**Stored data entries**:
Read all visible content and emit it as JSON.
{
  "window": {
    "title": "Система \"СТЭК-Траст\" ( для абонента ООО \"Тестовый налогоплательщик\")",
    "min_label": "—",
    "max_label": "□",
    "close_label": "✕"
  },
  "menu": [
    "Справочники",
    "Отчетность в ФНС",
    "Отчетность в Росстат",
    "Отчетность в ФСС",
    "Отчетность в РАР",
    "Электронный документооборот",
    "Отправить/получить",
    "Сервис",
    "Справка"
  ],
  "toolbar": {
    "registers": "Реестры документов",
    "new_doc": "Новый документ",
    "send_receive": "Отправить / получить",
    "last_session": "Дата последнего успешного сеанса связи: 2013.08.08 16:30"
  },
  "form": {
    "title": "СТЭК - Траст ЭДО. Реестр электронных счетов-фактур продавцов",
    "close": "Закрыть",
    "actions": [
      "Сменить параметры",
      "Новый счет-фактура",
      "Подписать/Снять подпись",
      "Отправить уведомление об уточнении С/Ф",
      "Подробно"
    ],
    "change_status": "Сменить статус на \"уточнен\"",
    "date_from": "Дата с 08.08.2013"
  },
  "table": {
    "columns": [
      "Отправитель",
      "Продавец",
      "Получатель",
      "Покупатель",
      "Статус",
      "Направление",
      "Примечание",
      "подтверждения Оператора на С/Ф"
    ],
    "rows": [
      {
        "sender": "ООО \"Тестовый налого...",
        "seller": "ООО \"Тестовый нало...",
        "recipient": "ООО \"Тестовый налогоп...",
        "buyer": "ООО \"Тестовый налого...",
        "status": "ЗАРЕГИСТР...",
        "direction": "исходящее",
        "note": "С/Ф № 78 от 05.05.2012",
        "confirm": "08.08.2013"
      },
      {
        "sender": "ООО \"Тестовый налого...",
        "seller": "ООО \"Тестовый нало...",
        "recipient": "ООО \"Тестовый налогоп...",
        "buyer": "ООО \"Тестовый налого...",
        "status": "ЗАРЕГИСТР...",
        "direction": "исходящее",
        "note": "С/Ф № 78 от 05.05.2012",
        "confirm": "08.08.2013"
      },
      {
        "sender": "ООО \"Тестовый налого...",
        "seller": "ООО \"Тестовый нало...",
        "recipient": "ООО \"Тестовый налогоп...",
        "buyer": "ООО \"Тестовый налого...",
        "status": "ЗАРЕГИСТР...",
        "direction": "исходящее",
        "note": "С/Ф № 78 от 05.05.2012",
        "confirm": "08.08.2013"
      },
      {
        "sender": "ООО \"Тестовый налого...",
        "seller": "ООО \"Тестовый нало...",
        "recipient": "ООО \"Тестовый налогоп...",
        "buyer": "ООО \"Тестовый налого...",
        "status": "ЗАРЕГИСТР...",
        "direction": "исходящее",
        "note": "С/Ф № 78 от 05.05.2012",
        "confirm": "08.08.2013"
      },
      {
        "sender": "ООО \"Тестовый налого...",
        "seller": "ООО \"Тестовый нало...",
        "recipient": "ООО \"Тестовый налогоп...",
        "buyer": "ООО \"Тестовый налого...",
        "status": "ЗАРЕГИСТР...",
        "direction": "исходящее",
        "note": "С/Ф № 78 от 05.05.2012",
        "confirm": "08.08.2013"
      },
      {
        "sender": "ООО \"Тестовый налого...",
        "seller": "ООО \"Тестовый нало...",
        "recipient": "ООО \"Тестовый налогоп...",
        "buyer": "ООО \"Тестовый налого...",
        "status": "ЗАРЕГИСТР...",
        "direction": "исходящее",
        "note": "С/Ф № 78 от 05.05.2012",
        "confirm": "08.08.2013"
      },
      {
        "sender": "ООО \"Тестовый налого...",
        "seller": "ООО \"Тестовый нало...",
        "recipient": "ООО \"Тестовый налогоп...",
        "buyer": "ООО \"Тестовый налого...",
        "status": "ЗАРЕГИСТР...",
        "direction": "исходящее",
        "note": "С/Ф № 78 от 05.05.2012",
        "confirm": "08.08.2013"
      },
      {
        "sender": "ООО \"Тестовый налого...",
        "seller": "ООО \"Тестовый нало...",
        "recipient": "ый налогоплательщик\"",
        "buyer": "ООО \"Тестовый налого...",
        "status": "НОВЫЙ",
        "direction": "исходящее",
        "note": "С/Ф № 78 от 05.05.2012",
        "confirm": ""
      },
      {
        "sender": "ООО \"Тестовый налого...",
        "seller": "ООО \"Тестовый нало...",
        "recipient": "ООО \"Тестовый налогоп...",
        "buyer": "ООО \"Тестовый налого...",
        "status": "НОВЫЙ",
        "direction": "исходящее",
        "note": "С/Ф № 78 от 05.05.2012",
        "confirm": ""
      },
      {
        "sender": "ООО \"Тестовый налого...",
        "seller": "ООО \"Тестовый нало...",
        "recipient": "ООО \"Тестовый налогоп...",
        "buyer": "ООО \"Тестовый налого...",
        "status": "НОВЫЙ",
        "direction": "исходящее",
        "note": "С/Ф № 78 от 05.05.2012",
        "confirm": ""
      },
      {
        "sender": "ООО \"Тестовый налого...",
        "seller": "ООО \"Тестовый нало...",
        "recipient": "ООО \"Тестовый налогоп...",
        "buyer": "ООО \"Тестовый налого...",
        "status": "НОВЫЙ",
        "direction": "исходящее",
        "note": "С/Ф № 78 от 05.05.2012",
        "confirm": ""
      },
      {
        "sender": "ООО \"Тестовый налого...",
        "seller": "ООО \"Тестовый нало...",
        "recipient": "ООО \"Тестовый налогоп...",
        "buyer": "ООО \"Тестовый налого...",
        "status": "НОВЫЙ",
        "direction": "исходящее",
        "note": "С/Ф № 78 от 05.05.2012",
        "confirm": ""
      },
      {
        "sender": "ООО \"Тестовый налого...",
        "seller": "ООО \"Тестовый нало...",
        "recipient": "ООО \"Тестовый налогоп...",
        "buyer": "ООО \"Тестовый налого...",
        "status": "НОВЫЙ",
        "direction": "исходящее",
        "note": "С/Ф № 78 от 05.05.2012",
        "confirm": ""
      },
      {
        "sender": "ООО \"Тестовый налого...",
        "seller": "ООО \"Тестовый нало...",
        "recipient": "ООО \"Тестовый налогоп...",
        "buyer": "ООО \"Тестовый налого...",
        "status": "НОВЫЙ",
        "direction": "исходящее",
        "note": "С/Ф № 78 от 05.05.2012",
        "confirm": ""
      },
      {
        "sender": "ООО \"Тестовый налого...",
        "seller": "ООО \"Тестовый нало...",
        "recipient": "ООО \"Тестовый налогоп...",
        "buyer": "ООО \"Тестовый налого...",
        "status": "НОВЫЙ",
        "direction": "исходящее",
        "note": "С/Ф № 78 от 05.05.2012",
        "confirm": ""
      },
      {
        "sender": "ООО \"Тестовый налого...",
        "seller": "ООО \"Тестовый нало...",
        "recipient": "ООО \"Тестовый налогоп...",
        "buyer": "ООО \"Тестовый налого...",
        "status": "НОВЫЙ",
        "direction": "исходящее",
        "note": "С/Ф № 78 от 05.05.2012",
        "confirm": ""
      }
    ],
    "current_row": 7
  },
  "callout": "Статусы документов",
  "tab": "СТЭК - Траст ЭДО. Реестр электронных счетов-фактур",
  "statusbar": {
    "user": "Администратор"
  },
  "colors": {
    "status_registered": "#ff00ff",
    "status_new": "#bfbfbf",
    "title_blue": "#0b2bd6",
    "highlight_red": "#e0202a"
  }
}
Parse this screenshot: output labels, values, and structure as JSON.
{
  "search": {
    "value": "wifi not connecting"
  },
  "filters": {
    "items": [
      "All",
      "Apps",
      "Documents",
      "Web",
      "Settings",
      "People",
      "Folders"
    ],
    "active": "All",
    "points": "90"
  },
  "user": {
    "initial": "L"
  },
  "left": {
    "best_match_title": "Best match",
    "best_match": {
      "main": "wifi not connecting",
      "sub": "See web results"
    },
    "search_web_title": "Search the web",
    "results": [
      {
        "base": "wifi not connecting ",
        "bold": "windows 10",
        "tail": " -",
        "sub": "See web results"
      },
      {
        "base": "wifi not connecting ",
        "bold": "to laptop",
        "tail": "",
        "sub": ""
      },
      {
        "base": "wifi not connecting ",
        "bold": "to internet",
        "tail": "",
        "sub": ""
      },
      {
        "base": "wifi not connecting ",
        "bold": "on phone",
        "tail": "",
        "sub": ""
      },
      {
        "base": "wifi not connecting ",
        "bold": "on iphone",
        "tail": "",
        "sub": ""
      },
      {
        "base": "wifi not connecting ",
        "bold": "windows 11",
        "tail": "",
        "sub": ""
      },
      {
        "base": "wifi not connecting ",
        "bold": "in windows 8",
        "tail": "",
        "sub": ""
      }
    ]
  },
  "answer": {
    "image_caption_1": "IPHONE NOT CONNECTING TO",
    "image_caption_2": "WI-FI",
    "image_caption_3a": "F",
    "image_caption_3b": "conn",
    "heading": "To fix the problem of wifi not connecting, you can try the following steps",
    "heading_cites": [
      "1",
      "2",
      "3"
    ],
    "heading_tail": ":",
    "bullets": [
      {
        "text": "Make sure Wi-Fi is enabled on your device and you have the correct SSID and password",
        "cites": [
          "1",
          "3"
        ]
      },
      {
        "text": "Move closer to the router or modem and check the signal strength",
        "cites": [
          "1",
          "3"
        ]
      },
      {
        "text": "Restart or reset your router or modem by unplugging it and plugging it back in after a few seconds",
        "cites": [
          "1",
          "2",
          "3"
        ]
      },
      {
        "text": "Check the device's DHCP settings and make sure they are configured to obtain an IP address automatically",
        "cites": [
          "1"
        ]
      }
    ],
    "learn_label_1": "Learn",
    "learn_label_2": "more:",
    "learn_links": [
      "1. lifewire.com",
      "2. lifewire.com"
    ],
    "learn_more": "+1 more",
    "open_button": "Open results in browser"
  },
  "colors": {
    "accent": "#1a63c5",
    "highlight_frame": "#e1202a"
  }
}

**SET TASK**: Return every line containing "router".

**SOLUTION**:
        "text": "Move closer to the router or modem and check the signal strength",
        "text": "Restart or reset your router or modem by unplugging it and plugging it back in after a few seconds",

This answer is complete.